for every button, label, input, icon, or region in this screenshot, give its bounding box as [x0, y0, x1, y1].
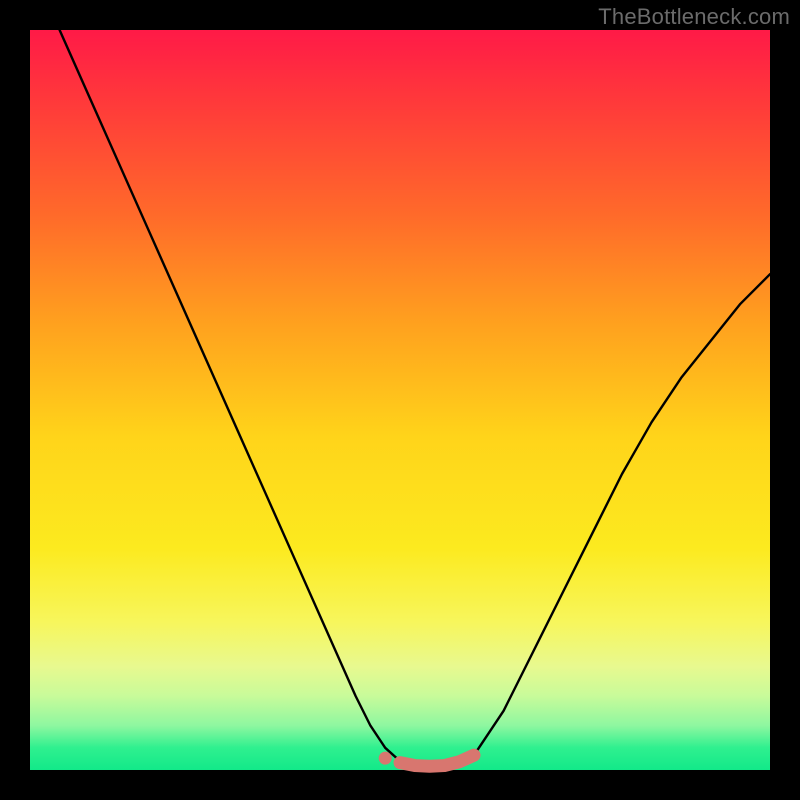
--
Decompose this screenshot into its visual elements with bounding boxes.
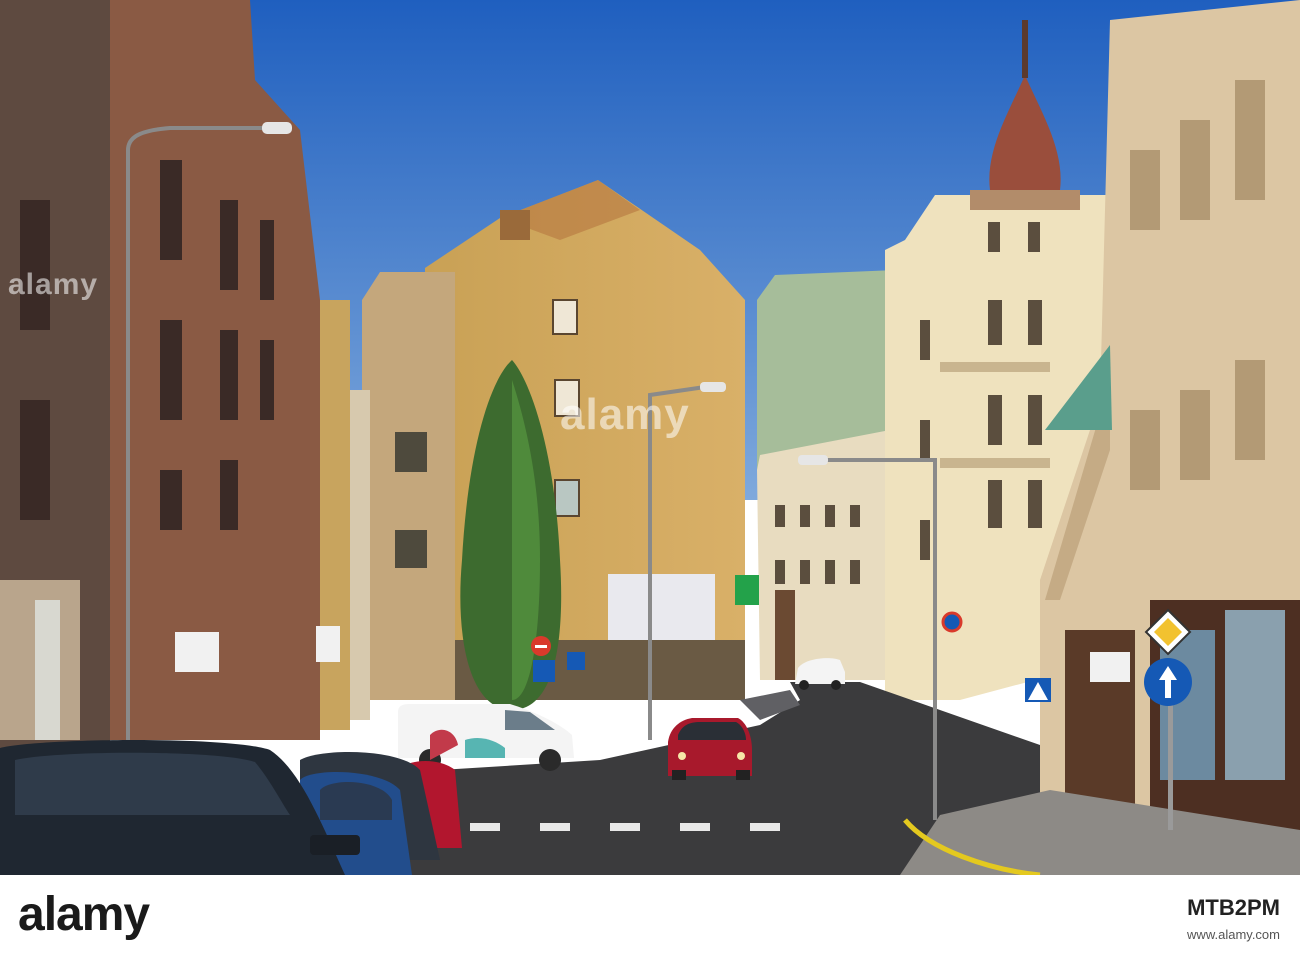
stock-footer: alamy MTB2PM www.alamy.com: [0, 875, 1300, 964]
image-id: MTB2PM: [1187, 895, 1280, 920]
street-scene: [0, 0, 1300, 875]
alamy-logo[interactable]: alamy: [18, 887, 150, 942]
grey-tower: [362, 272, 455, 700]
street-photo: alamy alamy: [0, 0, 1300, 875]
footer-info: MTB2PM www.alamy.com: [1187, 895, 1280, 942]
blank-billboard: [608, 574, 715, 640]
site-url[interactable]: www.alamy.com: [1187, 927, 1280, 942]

> _WHAT IS REQUIRED_: Copy out the lines of the records verbatim, beginning with the line containing "Decompose this screenshot" and continuing through the line containing "site-url[interactable]: www.alamy.com: [1187, 927, 1280, 942]", both included. Omit the pictures from your answer.

> _ANSWER IN FULL_:
Decompose this screenshot into its visual elements with bounding boxes.
stock-footer: alamy MTB2PM www.alamy.com: [0, 875, 1300, 964]
image-id: MTB2PM: [1187, 895, 1280, 920]
street-scene: [0, 0, 1300, 875]
alamy-logo[interactable]: alamy: [18, 887, 150, 942]
grey-tower: [362, 272, 455, 700]
street-photo: alamy alamy: [0, 0, 1300, 875]
footer-info: MTB2PM www.alamy.com: [1187, 895, 1280, 942]
blank-billboard: [608, 574, 715, 640]
site-url[interactable]: www.alamy.com: [1187, 927, 1280, 942]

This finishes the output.